Exercise prompt — Below are some entries; can you quote all of them exactly?

Stored data:
- - -

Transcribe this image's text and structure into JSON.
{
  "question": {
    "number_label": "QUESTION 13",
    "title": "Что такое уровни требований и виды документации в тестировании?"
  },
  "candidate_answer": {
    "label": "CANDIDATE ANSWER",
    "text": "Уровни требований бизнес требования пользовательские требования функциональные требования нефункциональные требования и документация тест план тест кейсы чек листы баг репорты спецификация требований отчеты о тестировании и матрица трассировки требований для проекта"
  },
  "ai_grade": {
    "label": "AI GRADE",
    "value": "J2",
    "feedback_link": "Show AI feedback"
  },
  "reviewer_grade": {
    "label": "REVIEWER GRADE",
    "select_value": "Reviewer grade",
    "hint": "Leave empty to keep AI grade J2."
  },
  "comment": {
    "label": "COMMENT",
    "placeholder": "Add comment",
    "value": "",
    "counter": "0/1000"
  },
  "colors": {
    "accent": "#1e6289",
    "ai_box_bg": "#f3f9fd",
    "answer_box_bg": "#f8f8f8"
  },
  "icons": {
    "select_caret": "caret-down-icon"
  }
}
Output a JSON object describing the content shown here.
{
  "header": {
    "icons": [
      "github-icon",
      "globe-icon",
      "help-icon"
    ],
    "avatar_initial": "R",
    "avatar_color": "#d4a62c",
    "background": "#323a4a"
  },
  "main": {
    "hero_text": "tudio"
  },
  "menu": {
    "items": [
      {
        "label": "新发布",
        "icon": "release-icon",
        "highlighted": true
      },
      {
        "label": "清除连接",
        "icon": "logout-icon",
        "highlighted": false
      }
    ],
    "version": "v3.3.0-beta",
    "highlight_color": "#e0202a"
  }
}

- - -

Solution to this exercise —
Transcribe this image's text and structure into JSON.
{
  "question": {
    "number_label": "QUESTION 13",
    "title": "Что такое уровни требований и виды документации в тестировании?"
  },
  "candidate_answer": {
    "label": "CANDIDATE ANSWER",
    "text": "Уровни требований бизнес требования пользовательские требования функциональные требования нефункциональные требования и документация тест план тест кейсы чек листы баг репорты спецификация требований отчеты о тестировании и матрица трассировки требований для проекта"
  },
  "ai_grade": {
    "label": "AI GRADE",
    "value": "J2",
    "feedback_link": "Show AI feedback"
  },
  "reviewer_grade": {
    "label": "REVIEWER GRADE",
    "select_value": "Reviewer grade",
    "hint": "Leave empty to keep AI grade J2."
  },
  "comment": {
    "label": "COMMENT",
    "placeholder": "Add comment",
    "value": "",
    "counter": "0/1000"
  },
  "colors": {
    "accent": "#1e6289",
    "ai_box_bg": "#f3f9fd",
    "answer_box_bg": "#f8f8f8"
  },
  "icons": {
    "select_caret": "caret-down-icon"
  }
}
Output a JSON object describing the content shown here.
{
  "header": {
    "icons": [
      "github-icon",
      "globe-icon",
      "help-icon"
    ],
    "avatar_initial": "R",
    "avatar_color": "#d4a62c",
    "background": "#323a4a"
  },
  "main": {
    "hero_text": "tudio"
  },
  "menu": {
    "items": [
      {
        "label": "新发布",
        "icon": "release-icon",
        "highlighted": true
      },
      {
        "label": "清除连接",
        "icon": "logout-icon",
        "highlighted": false
      }
    ],
    "version": "v3.3.0-beta",
    "highlight_color": "#e0202a"
  }
}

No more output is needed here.